* **STATED PROBLEM**: Every line containing the word "Aido" needs to be found and copied.

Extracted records

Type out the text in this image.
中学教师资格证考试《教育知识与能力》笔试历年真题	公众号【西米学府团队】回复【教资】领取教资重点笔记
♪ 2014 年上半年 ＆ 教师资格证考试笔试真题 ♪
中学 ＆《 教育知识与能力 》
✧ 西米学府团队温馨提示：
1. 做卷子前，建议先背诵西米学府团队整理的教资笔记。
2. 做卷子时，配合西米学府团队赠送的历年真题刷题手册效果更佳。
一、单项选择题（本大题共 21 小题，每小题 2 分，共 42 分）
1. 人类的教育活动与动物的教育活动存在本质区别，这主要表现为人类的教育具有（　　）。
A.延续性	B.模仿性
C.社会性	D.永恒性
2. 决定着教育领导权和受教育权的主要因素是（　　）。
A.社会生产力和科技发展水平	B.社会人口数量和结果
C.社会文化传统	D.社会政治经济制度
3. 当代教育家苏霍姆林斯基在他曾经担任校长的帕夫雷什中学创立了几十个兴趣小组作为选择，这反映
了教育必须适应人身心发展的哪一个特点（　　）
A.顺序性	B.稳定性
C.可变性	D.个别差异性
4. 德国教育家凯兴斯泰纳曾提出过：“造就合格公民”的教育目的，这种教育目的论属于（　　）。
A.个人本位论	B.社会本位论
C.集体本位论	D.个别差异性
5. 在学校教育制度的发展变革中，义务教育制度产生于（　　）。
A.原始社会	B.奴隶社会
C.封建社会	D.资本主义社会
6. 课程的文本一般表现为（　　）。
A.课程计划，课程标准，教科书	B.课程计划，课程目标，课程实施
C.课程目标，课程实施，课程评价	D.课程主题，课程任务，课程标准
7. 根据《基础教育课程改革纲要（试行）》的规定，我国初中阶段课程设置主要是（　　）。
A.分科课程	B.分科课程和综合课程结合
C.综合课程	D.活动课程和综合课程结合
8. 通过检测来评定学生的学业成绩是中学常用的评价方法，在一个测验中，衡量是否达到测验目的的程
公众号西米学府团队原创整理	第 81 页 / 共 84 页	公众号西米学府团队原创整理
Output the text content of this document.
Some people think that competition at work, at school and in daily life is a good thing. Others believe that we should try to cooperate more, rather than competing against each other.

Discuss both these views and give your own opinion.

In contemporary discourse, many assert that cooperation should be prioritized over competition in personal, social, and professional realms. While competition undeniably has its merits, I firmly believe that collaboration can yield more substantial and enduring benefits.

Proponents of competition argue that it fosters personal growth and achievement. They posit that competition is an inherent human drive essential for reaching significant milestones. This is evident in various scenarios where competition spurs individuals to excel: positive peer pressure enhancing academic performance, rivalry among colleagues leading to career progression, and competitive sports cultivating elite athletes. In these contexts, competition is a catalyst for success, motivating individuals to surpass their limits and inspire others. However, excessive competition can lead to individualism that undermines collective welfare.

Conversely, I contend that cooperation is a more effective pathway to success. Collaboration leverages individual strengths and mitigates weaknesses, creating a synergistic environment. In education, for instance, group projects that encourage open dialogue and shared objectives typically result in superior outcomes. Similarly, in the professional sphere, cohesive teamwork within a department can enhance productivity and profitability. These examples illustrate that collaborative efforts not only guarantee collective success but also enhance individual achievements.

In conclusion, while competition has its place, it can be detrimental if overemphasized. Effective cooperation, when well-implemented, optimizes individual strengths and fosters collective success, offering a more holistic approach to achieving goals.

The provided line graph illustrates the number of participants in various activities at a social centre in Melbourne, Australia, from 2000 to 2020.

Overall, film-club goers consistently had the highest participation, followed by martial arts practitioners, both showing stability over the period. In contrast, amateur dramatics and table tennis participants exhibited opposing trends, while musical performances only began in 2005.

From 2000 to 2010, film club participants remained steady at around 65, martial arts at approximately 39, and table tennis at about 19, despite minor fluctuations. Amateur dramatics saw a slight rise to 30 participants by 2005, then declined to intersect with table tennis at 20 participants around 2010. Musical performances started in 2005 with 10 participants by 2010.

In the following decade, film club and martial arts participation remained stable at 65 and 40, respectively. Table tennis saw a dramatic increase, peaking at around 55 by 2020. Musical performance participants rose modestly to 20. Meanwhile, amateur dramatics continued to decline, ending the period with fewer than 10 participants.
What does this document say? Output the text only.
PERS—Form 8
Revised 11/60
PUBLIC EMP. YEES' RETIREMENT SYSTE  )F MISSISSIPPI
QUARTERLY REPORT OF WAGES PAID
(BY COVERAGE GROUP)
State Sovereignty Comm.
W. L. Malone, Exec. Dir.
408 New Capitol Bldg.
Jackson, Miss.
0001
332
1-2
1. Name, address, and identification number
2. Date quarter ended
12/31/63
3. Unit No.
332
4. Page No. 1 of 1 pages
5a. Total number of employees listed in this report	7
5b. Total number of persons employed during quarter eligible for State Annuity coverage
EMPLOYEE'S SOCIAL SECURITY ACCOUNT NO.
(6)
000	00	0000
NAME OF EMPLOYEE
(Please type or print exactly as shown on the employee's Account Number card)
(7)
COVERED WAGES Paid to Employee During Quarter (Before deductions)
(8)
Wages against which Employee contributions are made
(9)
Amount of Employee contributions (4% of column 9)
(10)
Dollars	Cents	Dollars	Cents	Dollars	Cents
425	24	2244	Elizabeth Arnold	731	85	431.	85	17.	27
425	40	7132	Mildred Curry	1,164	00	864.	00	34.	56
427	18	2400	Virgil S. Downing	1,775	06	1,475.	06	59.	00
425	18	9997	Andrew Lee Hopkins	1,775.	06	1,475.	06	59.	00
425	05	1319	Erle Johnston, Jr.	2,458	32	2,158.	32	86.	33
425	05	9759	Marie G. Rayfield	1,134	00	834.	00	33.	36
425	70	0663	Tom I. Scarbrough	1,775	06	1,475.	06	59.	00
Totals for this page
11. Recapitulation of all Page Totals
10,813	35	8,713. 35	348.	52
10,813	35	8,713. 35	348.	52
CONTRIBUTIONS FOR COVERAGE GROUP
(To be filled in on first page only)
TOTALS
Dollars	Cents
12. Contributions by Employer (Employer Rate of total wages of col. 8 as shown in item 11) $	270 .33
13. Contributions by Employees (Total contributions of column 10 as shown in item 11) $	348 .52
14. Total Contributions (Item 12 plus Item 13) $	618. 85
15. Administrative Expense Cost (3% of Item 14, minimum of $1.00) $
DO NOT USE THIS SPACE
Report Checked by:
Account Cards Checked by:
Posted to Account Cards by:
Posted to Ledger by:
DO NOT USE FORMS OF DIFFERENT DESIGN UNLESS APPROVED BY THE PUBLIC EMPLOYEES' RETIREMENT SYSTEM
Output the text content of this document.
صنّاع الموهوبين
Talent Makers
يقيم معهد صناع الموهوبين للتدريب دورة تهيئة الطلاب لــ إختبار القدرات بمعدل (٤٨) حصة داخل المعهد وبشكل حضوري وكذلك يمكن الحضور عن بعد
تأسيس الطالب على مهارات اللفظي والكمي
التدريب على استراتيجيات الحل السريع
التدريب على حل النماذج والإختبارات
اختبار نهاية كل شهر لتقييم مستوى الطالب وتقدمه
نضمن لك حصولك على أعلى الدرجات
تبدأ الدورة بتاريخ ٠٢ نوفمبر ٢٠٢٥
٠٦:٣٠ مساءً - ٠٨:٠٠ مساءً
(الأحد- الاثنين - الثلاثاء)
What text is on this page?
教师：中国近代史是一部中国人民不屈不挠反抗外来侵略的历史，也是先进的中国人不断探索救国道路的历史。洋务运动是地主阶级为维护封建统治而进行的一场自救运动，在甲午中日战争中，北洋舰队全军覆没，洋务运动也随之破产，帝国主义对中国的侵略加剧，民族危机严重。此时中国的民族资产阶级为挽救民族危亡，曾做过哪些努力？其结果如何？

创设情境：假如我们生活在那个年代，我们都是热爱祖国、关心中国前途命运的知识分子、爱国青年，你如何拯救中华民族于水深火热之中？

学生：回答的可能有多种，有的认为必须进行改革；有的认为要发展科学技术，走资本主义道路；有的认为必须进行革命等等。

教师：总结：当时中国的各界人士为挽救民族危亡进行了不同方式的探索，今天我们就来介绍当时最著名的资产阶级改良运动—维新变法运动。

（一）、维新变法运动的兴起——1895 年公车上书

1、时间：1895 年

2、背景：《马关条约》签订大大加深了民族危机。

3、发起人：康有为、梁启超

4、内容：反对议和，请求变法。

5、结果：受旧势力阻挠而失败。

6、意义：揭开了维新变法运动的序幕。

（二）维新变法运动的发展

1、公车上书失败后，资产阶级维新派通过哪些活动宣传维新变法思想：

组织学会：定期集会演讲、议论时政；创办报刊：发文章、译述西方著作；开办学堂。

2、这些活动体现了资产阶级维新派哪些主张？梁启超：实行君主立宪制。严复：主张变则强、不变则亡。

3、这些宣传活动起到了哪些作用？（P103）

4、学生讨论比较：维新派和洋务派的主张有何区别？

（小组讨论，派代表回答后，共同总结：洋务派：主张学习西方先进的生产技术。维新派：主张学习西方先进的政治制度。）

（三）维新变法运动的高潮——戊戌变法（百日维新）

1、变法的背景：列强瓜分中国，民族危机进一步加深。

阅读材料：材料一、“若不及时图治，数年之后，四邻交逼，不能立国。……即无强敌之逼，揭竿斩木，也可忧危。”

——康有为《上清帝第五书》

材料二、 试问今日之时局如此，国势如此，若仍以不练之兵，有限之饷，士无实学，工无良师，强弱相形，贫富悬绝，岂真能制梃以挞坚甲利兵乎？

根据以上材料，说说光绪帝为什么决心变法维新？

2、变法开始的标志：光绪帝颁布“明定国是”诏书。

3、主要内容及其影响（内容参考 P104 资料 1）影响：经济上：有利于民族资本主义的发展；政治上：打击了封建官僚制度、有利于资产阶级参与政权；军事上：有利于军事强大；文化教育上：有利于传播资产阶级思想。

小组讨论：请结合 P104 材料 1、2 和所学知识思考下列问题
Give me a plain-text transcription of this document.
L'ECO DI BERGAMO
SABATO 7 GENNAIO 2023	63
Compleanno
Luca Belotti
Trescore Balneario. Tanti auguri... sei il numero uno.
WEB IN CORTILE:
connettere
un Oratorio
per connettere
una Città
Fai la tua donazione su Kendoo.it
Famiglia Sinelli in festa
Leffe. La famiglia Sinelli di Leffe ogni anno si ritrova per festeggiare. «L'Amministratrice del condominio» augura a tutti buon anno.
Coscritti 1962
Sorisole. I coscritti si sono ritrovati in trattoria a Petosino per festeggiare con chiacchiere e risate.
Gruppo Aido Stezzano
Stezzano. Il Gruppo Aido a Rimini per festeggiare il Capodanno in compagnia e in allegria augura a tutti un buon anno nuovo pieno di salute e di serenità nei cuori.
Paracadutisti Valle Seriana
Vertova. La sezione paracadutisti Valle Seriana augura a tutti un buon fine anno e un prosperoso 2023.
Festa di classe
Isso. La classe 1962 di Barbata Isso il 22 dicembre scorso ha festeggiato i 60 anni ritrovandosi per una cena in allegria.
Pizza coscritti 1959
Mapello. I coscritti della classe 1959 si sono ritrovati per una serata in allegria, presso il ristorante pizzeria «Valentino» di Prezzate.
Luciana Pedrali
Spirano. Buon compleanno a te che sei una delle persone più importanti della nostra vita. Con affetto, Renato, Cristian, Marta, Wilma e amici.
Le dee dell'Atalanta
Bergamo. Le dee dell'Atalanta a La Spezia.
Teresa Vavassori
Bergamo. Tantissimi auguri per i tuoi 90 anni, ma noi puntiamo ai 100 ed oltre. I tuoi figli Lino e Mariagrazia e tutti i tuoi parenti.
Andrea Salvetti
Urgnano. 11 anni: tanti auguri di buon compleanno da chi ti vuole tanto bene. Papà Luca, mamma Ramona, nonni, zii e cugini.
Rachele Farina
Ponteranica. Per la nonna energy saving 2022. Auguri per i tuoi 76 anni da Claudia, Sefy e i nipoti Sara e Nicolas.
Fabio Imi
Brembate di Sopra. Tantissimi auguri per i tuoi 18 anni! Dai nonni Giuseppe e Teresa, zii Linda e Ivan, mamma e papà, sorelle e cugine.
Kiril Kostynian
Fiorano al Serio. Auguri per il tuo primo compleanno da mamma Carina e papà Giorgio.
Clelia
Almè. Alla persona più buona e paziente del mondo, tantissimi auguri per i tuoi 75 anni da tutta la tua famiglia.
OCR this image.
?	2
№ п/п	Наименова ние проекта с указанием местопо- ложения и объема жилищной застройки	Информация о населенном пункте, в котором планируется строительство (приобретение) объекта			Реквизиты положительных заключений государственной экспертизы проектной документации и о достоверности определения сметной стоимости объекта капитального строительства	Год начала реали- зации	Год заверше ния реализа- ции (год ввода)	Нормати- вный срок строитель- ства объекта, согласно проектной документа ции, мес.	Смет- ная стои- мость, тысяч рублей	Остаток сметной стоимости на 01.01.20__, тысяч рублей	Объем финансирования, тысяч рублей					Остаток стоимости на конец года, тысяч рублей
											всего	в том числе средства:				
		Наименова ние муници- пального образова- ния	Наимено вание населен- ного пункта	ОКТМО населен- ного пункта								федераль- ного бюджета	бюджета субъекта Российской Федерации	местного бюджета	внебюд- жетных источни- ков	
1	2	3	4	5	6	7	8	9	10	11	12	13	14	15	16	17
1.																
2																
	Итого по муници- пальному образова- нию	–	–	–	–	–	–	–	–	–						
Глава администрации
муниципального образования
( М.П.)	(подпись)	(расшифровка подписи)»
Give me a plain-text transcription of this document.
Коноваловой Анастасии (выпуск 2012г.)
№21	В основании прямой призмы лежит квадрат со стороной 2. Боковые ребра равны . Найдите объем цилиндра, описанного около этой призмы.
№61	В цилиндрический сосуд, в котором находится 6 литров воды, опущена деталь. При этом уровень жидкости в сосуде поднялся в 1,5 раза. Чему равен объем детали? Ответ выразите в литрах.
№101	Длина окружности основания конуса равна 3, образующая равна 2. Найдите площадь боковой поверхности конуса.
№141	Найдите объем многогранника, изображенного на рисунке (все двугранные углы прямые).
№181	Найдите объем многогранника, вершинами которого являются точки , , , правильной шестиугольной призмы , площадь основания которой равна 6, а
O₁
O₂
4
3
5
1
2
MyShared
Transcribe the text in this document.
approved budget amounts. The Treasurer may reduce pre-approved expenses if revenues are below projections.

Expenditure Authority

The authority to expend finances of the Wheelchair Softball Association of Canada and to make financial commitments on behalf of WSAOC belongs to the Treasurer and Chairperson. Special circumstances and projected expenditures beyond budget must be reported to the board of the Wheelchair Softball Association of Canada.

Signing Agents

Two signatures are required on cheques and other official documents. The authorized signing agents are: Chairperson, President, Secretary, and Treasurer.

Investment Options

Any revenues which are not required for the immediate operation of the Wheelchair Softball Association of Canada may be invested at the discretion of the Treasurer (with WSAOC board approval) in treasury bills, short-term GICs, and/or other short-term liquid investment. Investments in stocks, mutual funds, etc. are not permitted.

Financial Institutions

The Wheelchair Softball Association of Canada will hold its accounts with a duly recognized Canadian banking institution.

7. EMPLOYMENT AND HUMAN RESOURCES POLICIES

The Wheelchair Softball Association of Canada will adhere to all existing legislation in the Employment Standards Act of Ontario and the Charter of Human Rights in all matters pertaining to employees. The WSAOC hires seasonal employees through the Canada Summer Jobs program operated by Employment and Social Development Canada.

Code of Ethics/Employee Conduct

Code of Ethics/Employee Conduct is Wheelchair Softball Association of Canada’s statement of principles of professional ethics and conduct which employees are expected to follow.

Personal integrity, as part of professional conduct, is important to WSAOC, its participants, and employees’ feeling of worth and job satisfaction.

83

* **SOLVED EXERCISE**:
Gruppo Aido Stezzano
Stezzano. Il Gruppo Aido a Rimini per festeggiare il Capodanno in compagnia e in allegria augura a tutti un buon anno nuovo pieno di salute e di serenità nei cuori.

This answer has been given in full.